(Rows from a dataset)
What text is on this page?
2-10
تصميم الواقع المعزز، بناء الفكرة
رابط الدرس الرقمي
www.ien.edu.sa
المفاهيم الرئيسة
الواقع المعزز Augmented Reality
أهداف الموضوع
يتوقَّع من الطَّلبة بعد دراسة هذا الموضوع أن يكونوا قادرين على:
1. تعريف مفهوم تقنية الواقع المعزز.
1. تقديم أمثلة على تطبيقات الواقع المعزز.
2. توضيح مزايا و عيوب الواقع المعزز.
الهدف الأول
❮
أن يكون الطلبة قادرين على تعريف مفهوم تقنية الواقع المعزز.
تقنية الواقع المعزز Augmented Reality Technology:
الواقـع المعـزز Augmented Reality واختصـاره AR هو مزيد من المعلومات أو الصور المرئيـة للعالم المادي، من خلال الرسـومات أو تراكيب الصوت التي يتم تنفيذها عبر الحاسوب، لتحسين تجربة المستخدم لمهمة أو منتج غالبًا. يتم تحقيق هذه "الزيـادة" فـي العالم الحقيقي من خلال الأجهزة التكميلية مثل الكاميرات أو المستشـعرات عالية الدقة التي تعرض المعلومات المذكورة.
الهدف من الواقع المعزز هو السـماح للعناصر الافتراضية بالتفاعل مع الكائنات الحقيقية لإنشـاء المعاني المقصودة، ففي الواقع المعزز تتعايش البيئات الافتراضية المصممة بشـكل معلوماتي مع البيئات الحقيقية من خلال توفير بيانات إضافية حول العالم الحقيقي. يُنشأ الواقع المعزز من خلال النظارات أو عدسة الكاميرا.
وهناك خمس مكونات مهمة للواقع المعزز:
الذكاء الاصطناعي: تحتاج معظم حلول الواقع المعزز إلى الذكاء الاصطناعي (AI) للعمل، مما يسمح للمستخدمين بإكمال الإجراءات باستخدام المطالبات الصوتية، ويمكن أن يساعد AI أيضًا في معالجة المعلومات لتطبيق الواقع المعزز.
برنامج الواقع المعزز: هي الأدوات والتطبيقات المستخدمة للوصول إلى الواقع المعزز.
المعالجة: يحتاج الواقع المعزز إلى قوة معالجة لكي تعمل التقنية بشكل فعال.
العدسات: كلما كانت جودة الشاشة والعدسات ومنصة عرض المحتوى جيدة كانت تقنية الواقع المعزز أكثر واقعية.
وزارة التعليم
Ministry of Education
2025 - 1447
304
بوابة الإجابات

Directive |
Extract every line above exactly as it stands.

Exercise result |
What text is on this page?
2-10
تصميم الواقع المعزز، بناء الفكرة
رابط الدرس الرقمي
www.ien.edu.sa
المفاهيم الرئيسة
الواقع المعزز Augmented Reality
أهداف الموضوع
يتوقَّع من الطَّلبة بعد دراسة هذا الموضوع أن يكونوا قادرين على:
1. تعريف مفهوم تقنية الواقع المعزز.
1. تقديم أمثلة على تطبيقات الواقع المعزز.
2. توضيح مزايا و عيوب الواقع المعزز.
الهدف الأول
❮
أن يكون الطلبة قادرين على تعريف مفهوم تقنية الواقع المعزز.
تقنية الواقع المعزز Augmented Reality Technology:
الواقـع المعـزز Augmented Reality واختصـاره AR هو مزيد من المعلومات أو الصور المرئيـة للعالم المادي، من خلال الرسـومات أو تراكيب الصوت التي يتم تنفيذها عبر الحاسوب، لتحسين تجربة المستخدم لمهمة أو منتج غالبًا. يتم تحقيق هذه "الزيـادة" فـي العالم الحقيقي من خلال الأجهزة التكميلية مثل الكاميرات أو المستشـعرات عالية الدقة التي تعرض المعلومات المذكورة.
الهدف من الواقع المعزز هو السـماح للعناصر الافتراضية بالتفاعل مع الكائنات الحقيقية لإنشـاء المعاني المقصودة، ففي الواقع المعزز تتعايش البيئات الافتراضية المصممة بشـكل معلوماتي مع البيئات الحقيقية من خلال توفير بيانات إضافية حول العالم الحقيقي. يُنشأ الواقع المعزز من خلال النظارات أو عدسة الكاميرا.
وهناك خمس مكونات مهمة للواقع المعزز:
الذكاء الاصطناعي: تحتاج معظم حلول الواقع المعزز إلى الذكاء الاصطناعي (AI) للعمل، مما يسمح للمستخدمين بإكمال الإجراءات باستخدام المطالبات الصوتية، ويمكن أن يساعد AI أيضًا في معالجة المعلومات لتطبيق الواقع المعزز.
برنامج الواقع المعزز: هي الأدوات والتطبيقات المستخدمة للوصول إلى الواقع المعزز.
المعالجة: يحتاج الواقع المعزز إلى قوة معالجة لكي تعمل التقنية بشكل فعال.
العدسات: كلما كانت جودة الشاشة والعدسات ومنصة عرض المحتوى جيدة كانت تقنية الواقع المعزز أكثر واقعية.
وزارة التعليم
Ministry of Education
2025 - 1447
304
بوابة الإجابات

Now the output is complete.